- [Written problem]:
Keep the wording of each record exactly the same when you repeat it, and leave out pictures.

··· Supplied material

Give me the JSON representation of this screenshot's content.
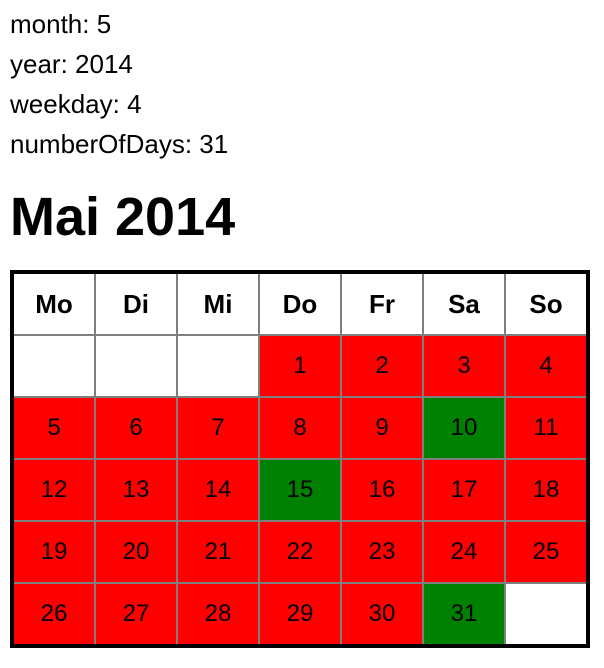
{
  "info": {
    "month": "month: 5",
    "year": "year: 2014",
    "weekday": "weekday: 4",
    "number_of_days": "numberOfDays: 31"
  },
  "calendar": {
    "title": "Mai 2014",
    "weekdays": [
      "Mo",
      "Di",
      "Mi",
      "Do",
      "Fr",
      "Sa",
      "So"
    ],
    "colors": {
      "busy": "#ff0000",
      "free": "#008000",
      "empty": "#ffffff"
    },
    "weeks": [
      [
        null,
        null,
        null,
        {
          "day": "1",
          "status": "busy"
        },
        {
          "day": "2",
          "status": "busy"
        },
        {
          "day": "3",
          "status": "busy"
        },
        {
          "day": "4",
          "status": "busy"
        }
      ],
      [
        {
          "day": "5",
          "status": "busy"
        },
        {
          "day": "6",
          "status": "busy"
        },
        {
          "day": "7",
          "status": "busy"
        },
        {
          "day": "8",
          "status": "busy"
        },
        {
          "day": "9",
          "status": "busy"
        },
        {
          "day": "10",
          "status": "free"
        },
        {
          "day": "11",
          "status": "busy"
        }
      ],
      [
        {
          "day": "12",
          "status": "busy"
        },
        {
          "day": "13",
          "status": "busy"
        },
        {
          "day": "14",
          "status": "busy"
        },
        {
          "day": "15",
          "status": "free"
        },
        {
          "day": "16",
          "status": "busy"
        },
        {
          "day": "17",
          "status": "busy"
        },
        {
          "day": "18",
          "status": "busy"
        }
      ],
      [
        {
          "day": "19",
          "status": "busy"
        },
        {
          "day": "20",
          "status": "busy"
        },
        {
          "day": "21",
          "status": "busy"
        },
        {
          "day": "22",
          "status": "busy"
        },
        {
          "day": "23",
          "status": "busy"
        },
        {
          "day": "24",
          "status": "busy"
        },
        {
          "day": "25",
          "status": "busy"
        }
      ],
      [
        {
          "day": "26",
          "status": "busy"
        },
        {
          "day": "27",
          "status": "busy"
        },
        {
          "day": "28",
          "status": "busy"
        },
        {
          "day": "29",
          "status": "busy"
        },
        {
          "day": "30",
          "status": "busy"
        },
        {
          "day": "31",
          "status": "free"
        },
        null
      ]
    ]
  }
}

······

- [Correct result]:
Give me the JSON representation of this screenshot's content.
{
  "info": {
    "month": "month: 5",
    "year": "year: 2014",
    "weekday": "weekday: 4",
    "number_of_days": "numberOfDays: 31"
  },
  "calendar": {
    "title": "Mai 2014",
    "weekdays": [
      "Mo",
      "Di",
      "Mi",
      "Do",
      "Fr",
      "Sa",
      "So"
    ],
    "colors": {
      "busy": "#ff0000",
      "free": "#008000",
      "empty": "#ffffff"
    },
    "weeks": [
      [
        null,
        null,
        null,
        {
          "day": "1",
          "status": "busy"
        },
        {
          "day": "2",
          "status": "busy"
        },
        {
          "day": "3",
          "status": "busy"
        },
        {
          "day": "4",
          "status": "busy"
        }
      ],
      [
        {
          "day": "5",
          "status": "busy"
        },
        {
          "day": "6",
          "status": "busy"
        },
        {
          "day": "7",
          "status": "busy"
        },
        {
          "day": "8",
          "status": "busy"
        },
        {
          "day": "9",
          "status": "busy"
        },
        {
          "day": "10",
          "status": "free"
        },
        {
          "day": "11",
          "status": "busy"
        }
      ],
      [
        {
          "day": "12",
          "status": "busy"
        },
        {
          "day": "13",
          "status": "busy"
        },
        {
          "day": "14",
          "status": "busy"
        },
        {
          "day": "15",
          "status": "free"
        },
        {
          "day": "16",
          "status": "busy"
        },
        {
          "day": "17",
          "status": "busy"
        },
        {
          "day": "18",
          "status": "busy"
        }
      ],
      [
        {
          "day": "19",
          "status": "busy"
        },
        {
          "day": "20",
          "status": "busy"
        },
        {
          "day": "21",
          "status": "busy"
        },
        {
          "day": "22",
          "status": "busy"
        },
        {
          "day": "23",
          "status": "busy"
        },
        {
          "day": "24",
          "status": "busy"
        },
        {
          "day": "25",
          "status": "busy"
        }
      ],
      [
        {
          "day": "26",
          "status": "busy"
        },
        {
          "day": "27",
          "status": "busy"
        },
        {
          "day": "28",
          "status": "busy"
        },
        {
          "day": "29",
          "status": "busy"
        },
        {
          "day": "30",
          "status": "busy"
        },
        {
          "day": "31",
          "status": "free"
        },
        null
      ]
    ]
  }
}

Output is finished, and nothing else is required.